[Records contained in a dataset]
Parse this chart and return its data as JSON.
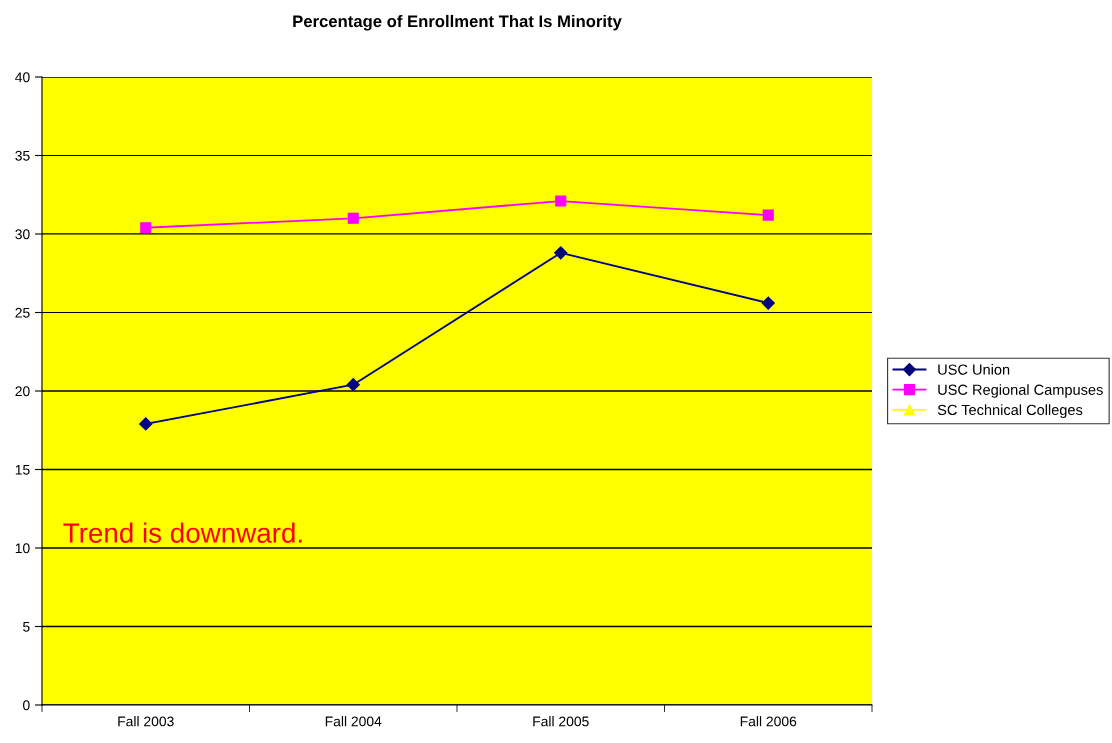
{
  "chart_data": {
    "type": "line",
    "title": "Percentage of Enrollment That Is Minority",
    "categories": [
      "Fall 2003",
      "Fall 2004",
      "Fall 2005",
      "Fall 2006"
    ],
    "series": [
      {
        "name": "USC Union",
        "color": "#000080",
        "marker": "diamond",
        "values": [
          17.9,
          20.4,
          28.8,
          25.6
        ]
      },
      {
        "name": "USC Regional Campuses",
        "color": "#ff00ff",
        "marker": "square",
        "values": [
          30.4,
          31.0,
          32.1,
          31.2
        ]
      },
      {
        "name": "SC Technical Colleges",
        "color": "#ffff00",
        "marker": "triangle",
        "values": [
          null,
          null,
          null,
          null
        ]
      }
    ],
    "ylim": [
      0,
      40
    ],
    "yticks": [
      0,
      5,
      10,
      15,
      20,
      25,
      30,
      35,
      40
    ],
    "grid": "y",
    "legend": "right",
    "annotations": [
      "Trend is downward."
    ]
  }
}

==

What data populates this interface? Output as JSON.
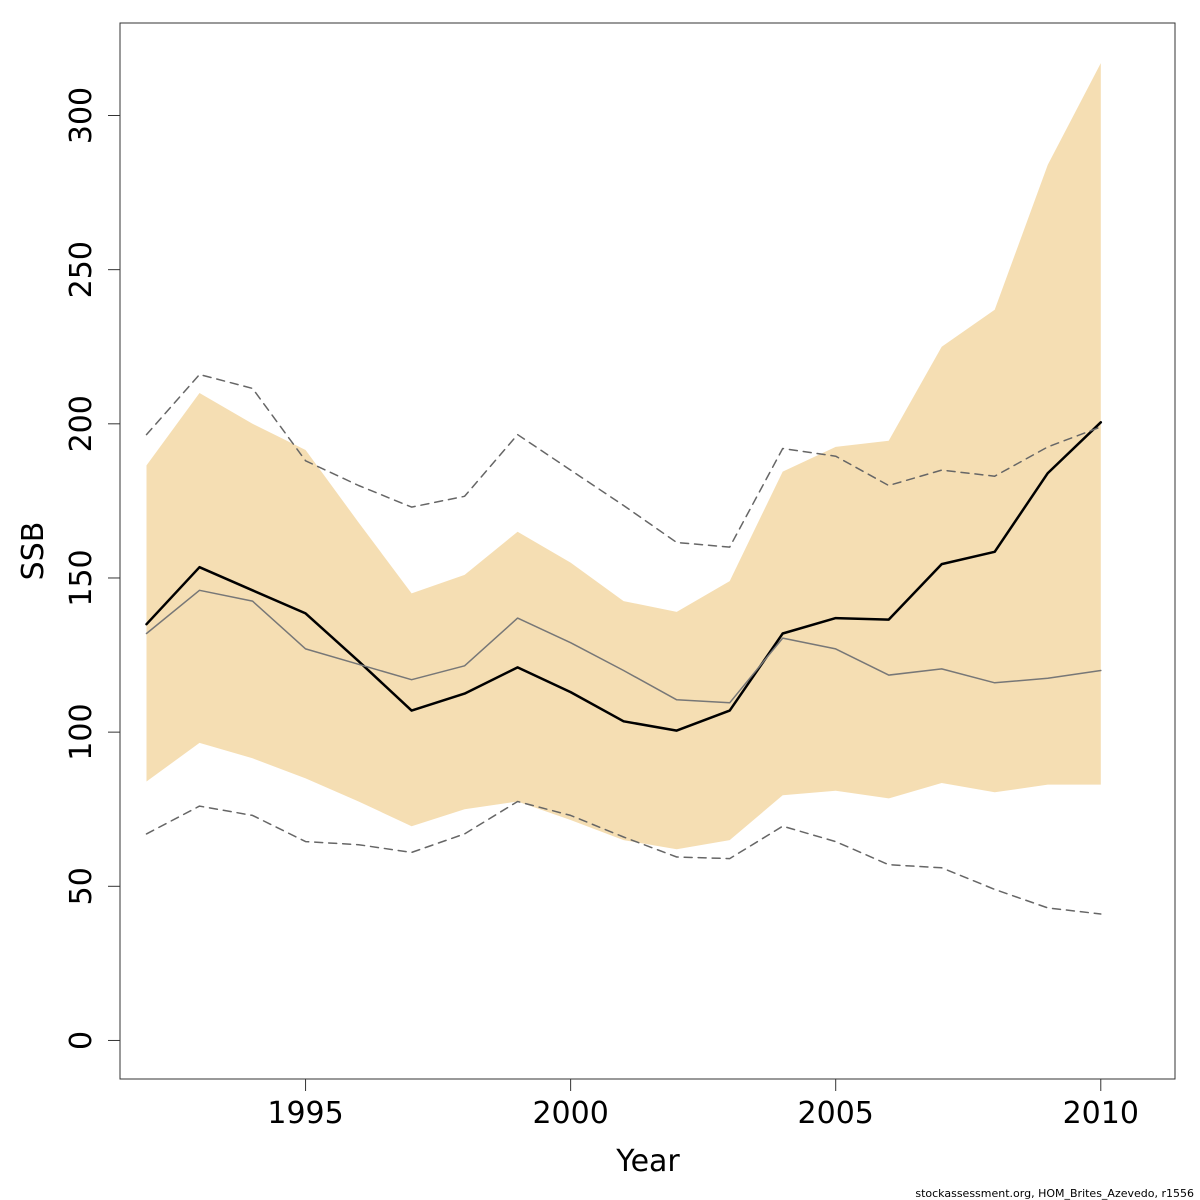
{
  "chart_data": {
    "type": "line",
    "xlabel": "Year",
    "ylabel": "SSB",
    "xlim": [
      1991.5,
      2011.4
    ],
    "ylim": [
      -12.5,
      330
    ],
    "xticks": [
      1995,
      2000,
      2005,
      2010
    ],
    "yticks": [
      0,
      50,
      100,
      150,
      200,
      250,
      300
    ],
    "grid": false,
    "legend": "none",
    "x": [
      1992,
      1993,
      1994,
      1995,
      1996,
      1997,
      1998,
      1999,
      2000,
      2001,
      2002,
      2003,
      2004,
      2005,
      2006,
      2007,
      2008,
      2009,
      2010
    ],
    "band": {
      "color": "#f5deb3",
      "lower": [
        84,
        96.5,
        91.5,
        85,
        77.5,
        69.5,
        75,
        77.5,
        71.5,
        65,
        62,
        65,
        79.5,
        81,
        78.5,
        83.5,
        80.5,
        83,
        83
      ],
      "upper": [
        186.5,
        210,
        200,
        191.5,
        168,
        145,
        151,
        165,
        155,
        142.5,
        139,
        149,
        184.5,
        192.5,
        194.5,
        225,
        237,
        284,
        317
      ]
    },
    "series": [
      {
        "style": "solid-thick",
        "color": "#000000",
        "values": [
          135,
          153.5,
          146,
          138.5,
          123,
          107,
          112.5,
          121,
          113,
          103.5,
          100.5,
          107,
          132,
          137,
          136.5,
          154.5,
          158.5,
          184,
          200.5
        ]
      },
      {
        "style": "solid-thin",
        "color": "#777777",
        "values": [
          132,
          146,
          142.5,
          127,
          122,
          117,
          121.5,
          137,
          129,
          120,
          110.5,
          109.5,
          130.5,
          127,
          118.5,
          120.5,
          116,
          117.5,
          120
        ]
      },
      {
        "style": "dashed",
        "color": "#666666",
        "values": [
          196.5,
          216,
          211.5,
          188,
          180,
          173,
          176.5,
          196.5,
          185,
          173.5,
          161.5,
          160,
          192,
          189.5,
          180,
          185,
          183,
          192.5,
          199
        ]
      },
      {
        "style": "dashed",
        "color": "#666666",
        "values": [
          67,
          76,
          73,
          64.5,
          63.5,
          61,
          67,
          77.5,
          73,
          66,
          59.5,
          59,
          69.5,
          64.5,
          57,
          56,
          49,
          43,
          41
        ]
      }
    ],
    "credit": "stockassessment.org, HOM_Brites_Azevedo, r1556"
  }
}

SET EXERCISE =>
Go through the listing above and return every line where the word "this" occurs.

CORRECT RESULT =>
Parse this chart and return its data as JSON.
What data populates this interface? Output as JSON.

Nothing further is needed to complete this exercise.